**REQUIREMENTS**
Pull each line holding "manoscritti" out of the entries below.

Data records:

#####

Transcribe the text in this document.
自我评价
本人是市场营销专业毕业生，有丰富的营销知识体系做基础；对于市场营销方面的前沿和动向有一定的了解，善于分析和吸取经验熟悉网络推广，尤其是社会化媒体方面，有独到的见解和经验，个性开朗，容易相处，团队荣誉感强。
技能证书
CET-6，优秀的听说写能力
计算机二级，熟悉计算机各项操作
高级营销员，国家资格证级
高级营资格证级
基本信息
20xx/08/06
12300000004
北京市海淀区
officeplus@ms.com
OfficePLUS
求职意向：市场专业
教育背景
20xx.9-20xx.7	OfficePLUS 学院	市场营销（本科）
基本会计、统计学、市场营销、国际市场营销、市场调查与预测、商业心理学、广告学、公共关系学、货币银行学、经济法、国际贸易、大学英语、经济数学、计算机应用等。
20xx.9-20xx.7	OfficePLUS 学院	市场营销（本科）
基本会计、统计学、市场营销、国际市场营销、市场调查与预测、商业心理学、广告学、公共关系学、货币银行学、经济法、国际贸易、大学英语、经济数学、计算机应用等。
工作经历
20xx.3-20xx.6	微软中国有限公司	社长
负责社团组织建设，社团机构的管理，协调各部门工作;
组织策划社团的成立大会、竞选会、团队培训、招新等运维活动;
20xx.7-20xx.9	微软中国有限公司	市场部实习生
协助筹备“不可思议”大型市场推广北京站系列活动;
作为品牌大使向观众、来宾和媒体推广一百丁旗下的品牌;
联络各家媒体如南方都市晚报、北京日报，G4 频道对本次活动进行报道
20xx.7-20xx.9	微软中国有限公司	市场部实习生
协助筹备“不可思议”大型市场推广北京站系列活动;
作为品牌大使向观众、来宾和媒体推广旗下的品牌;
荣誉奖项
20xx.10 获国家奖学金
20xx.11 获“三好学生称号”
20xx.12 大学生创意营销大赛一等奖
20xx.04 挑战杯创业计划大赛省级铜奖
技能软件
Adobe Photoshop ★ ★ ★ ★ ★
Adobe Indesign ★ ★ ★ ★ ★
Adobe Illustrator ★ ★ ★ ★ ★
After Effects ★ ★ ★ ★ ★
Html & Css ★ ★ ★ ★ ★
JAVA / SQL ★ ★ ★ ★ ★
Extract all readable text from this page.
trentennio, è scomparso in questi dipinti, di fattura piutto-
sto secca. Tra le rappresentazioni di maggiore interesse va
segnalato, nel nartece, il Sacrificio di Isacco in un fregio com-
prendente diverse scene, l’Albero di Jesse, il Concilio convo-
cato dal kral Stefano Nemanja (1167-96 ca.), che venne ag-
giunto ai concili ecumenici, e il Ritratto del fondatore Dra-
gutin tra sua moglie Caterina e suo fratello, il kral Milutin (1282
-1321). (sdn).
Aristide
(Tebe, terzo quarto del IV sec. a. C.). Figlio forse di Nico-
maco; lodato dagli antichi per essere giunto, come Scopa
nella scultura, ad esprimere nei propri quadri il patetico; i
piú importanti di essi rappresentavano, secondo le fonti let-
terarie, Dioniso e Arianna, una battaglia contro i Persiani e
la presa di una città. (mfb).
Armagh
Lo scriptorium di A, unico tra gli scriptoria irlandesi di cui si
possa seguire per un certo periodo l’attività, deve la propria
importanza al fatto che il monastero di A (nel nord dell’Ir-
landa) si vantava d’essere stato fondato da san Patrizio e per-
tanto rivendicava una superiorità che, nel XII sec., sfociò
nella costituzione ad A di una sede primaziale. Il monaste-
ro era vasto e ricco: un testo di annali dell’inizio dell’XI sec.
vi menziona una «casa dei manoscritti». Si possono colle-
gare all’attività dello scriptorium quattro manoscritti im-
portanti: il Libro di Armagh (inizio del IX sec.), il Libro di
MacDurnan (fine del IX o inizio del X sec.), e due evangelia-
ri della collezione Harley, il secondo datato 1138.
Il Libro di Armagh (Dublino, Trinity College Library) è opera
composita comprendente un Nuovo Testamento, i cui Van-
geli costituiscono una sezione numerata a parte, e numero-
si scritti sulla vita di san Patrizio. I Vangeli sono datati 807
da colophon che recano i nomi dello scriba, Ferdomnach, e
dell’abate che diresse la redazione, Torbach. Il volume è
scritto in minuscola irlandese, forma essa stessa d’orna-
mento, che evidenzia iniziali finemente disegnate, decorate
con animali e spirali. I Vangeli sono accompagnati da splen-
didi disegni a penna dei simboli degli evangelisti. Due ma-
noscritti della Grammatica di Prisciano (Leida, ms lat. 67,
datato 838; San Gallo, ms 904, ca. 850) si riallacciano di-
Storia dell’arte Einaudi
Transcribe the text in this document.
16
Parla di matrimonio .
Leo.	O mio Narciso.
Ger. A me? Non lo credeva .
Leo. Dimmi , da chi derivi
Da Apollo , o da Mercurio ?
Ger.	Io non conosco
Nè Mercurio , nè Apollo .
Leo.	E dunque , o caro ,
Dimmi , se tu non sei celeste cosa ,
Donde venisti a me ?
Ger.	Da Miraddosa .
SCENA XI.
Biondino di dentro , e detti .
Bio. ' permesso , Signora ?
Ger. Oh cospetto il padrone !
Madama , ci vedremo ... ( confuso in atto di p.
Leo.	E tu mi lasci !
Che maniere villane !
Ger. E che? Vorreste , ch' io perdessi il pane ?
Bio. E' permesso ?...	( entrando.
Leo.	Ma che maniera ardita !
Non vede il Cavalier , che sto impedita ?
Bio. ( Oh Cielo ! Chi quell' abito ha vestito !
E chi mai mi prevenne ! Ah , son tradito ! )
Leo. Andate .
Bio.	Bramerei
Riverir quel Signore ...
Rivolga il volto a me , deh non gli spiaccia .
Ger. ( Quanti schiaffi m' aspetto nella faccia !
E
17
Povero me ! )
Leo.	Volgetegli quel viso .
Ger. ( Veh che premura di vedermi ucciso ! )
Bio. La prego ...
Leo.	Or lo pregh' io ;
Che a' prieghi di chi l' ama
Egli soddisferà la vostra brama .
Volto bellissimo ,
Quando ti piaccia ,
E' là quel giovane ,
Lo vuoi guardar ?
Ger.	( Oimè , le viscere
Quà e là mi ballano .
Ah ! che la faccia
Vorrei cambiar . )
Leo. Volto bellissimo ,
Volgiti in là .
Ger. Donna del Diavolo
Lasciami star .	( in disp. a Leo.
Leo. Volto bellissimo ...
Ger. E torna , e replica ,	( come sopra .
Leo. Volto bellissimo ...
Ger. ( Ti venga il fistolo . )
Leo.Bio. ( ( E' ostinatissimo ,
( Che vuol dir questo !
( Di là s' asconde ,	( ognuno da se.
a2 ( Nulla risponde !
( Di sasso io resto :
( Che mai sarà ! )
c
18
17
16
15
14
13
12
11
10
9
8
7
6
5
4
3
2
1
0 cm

#####

**TASK ANSWER**
vi menziona una «casa dei manoscritti». Si possono colle-
gare all’attività dello scriptorium quattro manoscritti im-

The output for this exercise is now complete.